══ Data shown ══
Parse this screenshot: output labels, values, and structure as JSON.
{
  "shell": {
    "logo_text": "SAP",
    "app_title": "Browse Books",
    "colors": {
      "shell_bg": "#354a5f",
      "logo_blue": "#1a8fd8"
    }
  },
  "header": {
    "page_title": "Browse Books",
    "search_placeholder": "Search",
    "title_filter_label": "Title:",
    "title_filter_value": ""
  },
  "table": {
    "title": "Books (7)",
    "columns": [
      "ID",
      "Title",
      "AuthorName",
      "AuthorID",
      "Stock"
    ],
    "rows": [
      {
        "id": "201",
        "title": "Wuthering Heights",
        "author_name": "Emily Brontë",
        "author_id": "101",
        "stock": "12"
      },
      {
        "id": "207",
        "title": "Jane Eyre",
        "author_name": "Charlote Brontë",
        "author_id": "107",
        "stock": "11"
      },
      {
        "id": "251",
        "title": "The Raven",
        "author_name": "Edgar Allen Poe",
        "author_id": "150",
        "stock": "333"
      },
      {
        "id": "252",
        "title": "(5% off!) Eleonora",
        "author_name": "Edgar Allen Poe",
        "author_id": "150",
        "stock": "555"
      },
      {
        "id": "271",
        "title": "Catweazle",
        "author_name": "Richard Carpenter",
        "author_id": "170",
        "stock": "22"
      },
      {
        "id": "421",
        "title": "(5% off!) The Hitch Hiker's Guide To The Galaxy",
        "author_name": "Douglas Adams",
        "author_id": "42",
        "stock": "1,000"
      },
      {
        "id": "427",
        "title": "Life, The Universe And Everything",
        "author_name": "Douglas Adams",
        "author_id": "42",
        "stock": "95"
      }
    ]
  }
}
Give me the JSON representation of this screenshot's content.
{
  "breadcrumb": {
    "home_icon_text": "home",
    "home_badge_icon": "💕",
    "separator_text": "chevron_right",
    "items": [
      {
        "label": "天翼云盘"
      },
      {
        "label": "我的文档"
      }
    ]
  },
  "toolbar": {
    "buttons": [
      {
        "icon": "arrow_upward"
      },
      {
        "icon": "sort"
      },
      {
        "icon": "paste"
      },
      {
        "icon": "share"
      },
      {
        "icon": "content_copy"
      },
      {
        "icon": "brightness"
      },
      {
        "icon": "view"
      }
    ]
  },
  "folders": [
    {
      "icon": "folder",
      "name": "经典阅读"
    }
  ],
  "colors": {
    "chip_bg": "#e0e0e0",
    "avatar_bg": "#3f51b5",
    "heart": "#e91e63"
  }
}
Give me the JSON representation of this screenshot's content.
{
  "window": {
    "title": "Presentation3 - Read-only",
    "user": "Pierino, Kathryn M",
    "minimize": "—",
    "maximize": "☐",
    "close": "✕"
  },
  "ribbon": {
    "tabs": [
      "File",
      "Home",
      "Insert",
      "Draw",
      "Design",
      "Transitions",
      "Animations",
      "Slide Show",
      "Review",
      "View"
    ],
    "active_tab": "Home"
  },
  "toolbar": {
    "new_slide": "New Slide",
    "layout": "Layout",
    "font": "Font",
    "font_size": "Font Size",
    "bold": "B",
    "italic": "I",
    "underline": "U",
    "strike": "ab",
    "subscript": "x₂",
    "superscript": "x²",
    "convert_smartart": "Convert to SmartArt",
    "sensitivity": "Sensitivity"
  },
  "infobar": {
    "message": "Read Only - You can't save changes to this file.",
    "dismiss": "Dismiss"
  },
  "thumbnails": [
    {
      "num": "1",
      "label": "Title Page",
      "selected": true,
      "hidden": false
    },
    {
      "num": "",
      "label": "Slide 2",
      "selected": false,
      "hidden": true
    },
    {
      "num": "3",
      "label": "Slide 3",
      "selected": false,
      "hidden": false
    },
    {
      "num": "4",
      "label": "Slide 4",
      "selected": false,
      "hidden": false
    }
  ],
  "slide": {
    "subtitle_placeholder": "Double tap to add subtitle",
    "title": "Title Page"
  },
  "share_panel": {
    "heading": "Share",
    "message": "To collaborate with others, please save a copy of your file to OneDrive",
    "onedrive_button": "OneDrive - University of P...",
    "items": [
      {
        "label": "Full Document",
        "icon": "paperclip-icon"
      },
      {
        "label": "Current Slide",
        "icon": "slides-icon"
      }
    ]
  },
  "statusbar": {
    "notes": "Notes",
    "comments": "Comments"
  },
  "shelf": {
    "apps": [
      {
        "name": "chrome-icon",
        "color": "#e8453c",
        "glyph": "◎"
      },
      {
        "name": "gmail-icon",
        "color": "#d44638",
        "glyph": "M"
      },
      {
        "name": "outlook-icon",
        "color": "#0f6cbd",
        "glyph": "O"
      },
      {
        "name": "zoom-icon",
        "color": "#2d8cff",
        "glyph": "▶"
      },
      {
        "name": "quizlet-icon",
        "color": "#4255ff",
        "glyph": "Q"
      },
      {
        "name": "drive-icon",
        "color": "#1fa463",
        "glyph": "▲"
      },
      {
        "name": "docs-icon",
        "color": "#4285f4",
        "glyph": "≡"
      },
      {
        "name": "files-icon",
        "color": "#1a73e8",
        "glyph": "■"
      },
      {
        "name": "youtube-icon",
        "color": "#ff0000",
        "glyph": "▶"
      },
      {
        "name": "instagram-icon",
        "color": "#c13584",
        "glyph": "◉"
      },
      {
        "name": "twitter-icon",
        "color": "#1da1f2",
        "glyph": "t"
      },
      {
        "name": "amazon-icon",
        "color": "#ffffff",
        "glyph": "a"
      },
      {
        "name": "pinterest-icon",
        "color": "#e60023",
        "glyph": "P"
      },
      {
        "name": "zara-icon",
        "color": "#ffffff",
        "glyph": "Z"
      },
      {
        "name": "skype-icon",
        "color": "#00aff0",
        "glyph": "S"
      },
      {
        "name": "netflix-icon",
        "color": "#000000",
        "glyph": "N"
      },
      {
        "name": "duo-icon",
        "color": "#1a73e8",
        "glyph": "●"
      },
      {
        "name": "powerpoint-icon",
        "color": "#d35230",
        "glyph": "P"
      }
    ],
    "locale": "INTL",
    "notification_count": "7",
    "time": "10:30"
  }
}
═══
▶ _Aim_: Where a line in the entries holds the word "save", copy that line.

▶ _Written answer_:
    "message": "Read Only - You can't save changes to this file.",
    "message": "To collaborate with others, please save a copy of your file to OneDrive",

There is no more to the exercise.